#### RECORDS PROVIDED

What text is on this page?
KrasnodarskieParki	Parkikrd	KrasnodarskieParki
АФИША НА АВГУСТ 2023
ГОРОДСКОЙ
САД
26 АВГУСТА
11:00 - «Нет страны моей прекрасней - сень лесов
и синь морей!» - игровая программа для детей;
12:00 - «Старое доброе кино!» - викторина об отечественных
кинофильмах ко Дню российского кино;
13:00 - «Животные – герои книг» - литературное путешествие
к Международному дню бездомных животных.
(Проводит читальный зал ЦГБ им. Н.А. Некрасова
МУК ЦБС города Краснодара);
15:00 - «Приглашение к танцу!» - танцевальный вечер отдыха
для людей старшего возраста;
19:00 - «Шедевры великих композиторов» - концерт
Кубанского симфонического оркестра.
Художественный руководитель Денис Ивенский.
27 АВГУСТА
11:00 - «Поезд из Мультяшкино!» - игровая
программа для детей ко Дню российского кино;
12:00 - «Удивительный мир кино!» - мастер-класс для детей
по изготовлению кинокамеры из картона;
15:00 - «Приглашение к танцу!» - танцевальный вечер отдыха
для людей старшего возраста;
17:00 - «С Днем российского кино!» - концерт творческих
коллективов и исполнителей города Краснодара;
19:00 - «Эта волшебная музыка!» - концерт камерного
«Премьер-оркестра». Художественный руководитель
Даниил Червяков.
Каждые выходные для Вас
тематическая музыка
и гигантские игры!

########

• **THE EXERCISE**: Copy out the material above in its entirety. Every detail must match.

• **RESULT FOR THIS EXERCISE**:
What text is on this page?
KrasnodarskieParki	Parkikrd	KrasnodarskieParki
АФИША НА АВГУСТ 2023
ГОРОДСКОЙ
САД
26 АВГУСТА
11:00 - «Нет страны моей прекрасней - сень лесов
и синь морей!» - игровая программа для детей;
12:00 - «Старое доброе кино!» - викторина об отечественных
кинофильмах ко Дню российского кино;
13:00 - «Животные – герои книг» - литературное путешествие
к Международному дню бездомных животных.
(Проводит читальный зал ЦГБ им. Н.А. Некрасова
МУК ЦБС города Краснодара);
15:00 - «Приглашение к танцу!» - танцевальный вечер отдыха
для людей старшего возраста;
19:00 - «Шедевры великих композиторов» - концерт
Кубанского симфонического оркестра.
Художественный руководитель Денис Ивенский.
27 АВГУСТА
11:00 - «Поезд из Мультяшкино!» - игровая
программа для детей ко Дню российского кино;
12:00 - «Удивительный мир кино!» - мастер-класс для детей
по изготовлению кинокамеры из картона;
15:00 - «Приглашение к танцу!» - танцевальный вечер отдыха
для людей старшего возраста;
17:00 - «С Днем российского кино!» - концерт творческих
коллективов и исполнителей города Краснодара;
19:00 - «Эта волшебная музыка!» - концерт камерного
«Премьер-оркестра». Художественный руководитель
Даниил Червяков.
Каждые выходные для Вас
тематическая музыка
и гигантские игры!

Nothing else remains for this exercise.